[Dataset records]
---*---

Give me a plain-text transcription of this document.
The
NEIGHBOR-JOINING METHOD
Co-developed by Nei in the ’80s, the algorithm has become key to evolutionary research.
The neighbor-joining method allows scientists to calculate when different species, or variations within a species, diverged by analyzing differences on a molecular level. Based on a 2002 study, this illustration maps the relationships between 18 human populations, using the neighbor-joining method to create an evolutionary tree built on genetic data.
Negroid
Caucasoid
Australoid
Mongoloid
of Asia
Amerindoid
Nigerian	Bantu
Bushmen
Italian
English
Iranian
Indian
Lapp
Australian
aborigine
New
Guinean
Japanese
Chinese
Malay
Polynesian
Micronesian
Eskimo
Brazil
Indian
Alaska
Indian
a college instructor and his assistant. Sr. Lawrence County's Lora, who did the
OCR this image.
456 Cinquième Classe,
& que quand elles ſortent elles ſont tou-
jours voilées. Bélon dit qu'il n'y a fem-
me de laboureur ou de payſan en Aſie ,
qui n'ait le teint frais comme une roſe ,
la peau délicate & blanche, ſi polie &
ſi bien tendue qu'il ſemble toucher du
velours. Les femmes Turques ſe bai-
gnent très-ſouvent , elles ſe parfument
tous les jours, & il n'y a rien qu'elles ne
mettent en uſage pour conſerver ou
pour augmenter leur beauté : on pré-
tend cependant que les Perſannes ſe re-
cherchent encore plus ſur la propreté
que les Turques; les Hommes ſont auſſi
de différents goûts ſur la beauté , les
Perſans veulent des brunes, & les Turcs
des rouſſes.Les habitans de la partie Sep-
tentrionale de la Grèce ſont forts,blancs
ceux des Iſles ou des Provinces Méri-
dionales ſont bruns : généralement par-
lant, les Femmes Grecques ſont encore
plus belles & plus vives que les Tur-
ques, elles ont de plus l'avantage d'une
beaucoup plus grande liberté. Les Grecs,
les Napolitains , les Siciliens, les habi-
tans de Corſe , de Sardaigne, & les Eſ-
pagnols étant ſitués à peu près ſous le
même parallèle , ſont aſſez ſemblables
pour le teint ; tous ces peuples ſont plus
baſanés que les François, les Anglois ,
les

---*---

- **WHAT YOU ARE ASKED TO DO**: Word for word, write out all of the data above.

- **RESPONSE**:
Give me a plain-text transcription of this document.
The
NEIGHBOR-JOINING METHOD
Co-developed by Nei in the ’80s, the algorithm has become key to evolutionary research.
The neighbor-joining method allows scientists to calculate when different species, or variations within a species, diverged by analyzing differences on a molecular level. Based on a 2002 study, this illustration maps the relationships between 18 human populations, using the neighbor-joining method to create an evolutionary tree built on genetic data.
Negroid
Caucasoid
Australoid
Mongoloid
of Asia
Amerindoid
Nigerian	Bantu
Bushmen
Italian
English
Iranian
Indian
Lapp
Australian
aborigine
New
Guinean
Japanese
Chinese
Malay
Polynesian
Micronesian
Eskimo
Brazil
Indian
Alaska
Indian
a college instructor and his assistant. Sr. Lawrence County's Lora, who did the
OCR this image.
456 Cinquième Classe,
& que quand elles ſortent elles ſont tou-
jours voilées. Bélon dit qu'il n'y a fem-
me de laboureur ou de payſan en Aſie ,
qui n'ait le teint frais comme une roſe ,
la peau délicate & blanche, ſi polie &
ſi bien tendue qu'il ſemble toucher du
velours. Les femmes Turques ſe bai-
gnent très-ſouvent , elles ſe parfument
tous les jours, & il n'y a rien qu'elles ne
mettent en uſage pour conſerver ou
pour augmenter leur beauté : on pré-
tend cependant que les Perſannes ſe re-
cherchent encore plus ſur la propreté
que les Turques; les Hommes ſont auſſi
de différents goûts ſur la beauté , les
Perſans veulent des brunes, & les Turcs
des rouſſes.Les habitans de la partie Sep-
tentrionale de la Grèce ſont forts,blancs
ceux des Iſles ou des Provinces Méri-
dionales ſont bruns : généralement par-
lant, les Femmes Grecques ſont encore
plus belles & plus vives que les Tur-
ques, elles ont de plus l'avantage d'une
beaucoup plus grande liberté. Les Grecs,
les Napolitains , les Siciliens, les habi-
tans de Corſe , de Sardaigne, & les Eſ-
pagnols étant ſitués à peu près ſous le
même parallèle , ſont aſſez ſemblables
pour le teint ; tous ces peuples ſont plus
baſanés que les François, les Anglois ,
les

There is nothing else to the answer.